= Given exercise =
Quote every line of the data below as it stands, omitting pictures.

* * *

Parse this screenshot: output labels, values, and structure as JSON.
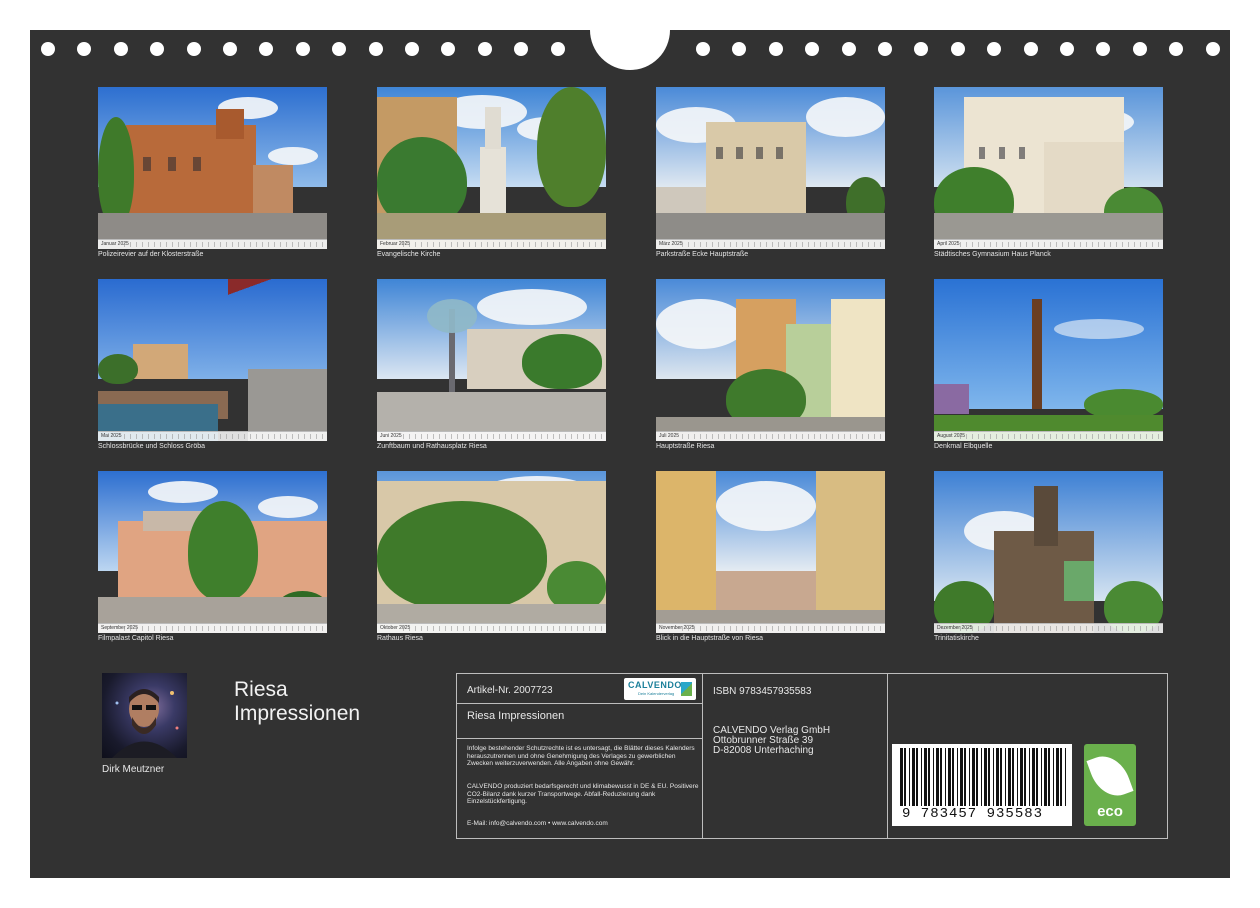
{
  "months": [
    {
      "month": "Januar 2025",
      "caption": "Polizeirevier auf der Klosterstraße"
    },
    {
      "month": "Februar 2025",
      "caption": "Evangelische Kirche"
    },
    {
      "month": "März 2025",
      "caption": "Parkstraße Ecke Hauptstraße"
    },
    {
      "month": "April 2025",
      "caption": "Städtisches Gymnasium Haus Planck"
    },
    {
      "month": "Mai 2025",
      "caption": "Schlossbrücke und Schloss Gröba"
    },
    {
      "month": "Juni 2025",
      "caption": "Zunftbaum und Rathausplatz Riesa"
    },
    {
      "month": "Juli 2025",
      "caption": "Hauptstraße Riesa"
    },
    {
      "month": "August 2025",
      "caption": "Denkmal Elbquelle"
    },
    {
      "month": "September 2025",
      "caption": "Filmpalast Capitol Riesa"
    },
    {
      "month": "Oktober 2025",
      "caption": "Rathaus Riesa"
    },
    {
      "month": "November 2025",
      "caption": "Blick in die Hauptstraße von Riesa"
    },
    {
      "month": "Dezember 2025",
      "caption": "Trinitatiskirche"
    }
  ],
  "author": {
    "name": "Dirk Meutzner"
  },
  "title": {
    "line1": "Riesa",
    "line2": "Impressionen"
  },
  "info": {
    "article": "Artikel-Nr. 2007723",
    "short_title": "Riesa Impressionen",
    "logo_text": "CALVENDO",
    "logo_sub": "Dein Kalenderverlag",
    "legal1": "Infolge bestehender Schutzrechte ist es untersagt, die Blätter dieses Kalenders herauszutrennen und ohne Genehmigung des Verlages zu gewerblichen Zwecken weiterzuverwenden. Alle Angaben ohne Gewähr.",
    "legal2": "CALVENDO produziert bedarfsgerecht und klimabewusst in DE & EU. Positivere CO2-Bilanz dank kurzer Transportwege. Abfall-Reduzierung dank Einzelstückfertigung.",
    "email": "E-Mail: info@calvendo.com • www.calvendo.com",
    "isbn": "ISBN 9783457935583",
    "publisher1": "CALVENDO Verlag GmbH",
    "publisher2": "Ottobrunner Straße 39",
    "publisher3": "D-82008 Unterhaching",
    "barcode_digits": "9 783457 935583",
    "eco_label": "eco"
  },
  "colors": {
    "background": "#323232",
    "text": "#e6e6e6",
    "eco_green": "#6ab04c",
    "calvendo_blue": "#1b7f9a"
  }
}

* * *

= Written solution =
Parse this screenshot: output labels, values, and structure as JSON.
{
  "months": [
    {
      "month": "Januar 2025",
      "caption": "Polizeirevier auf der Klosterstraße"
    },
    {
      "month": "Februar 2025",
      "caption": "Evangelische Kirche"
    },
    {
      "month": "März 2025",
      "caption": "Parkstraße Ecke Hauptstraße"
    },
    {
      "month": "April 2025",
      "caption": "Städtisches Gymnasium Haus Planck"
    },
    {
      "month": "Mai 2025",
      "caption": "Schlossbrücke und Schloss Gröba"
    },
    {
      "month": "Juni 2025",
      "caption": "Zunftbaum und Rathausplatz Riesa"
    },
    {
      "month": "Juli 2025",
      "caption": "Hauptstraße Riesa"
    },
    {
      "month": "August 2025",
      "caption": "Denkmal Elbquelle"
    },
    {
      "month": "September 2025",
      "caption": "Filmpalast Capitol Riesa"
    },
    {
      "month": "Oktober 2025",
      "caption": "Rathaus Riesa"
    },
    {
      "month": "November 2025",
      "caption": "Blick in die Hauptstraße von Riesa"
    },
    {
      "month": "Dezember 2025",
      "caption": "Trinitatiskirche"
    }
  ],
  "author": {
    "name": "Dirk Meutzner"
  },
  "title": {
    "line1": "Riesa",
    "line2": "Impressionen"
  },
  "info": {
    "article": "Artikel-Nr. 2007723",
    "short_title": "Riesa Impressionen",
    "logo_text": "CALVENDO",
    "logo_sub": "Dein Kalenderverlag",
    "legal1": "Infolge bestehender Schutzrechte ist es untersagt, die Blätter dieses Kalenders herauszutrennen und ohne Genehmigung des Verlages zu gewerblichen Zwecken weiterzuverwenden. Alle Angaben ohne Gewähr.",
    "legal2": "CALVENDO produziert bedarfsgerecht und klimabewusst in DE & EU. Positivere CO2-Bilanz dank kurzer Transportwege. Abfall-Reduzierung dank Einzelstückfertigung.",
    "email": "E-Mail: info@calvendo.com • www.calvendo.com",
    "isbn": "ISBN 9783457935583",
    "publisher1": "CALVENDO Verlag GmbH",
    "publisher2": "Ottobrunner Straße 39",
    "publisher3": "D-82008 Unterhaching",
    "barcode_digits": "9 783457 935583",
    "eco_label": "eco"
  },
  "colors": {
    "background": "#323232",
    "text": "#e6e6e6",
    "eco_green": "#6ab04c",
    "calvendo_blue": "#1b7f9a"
  }
}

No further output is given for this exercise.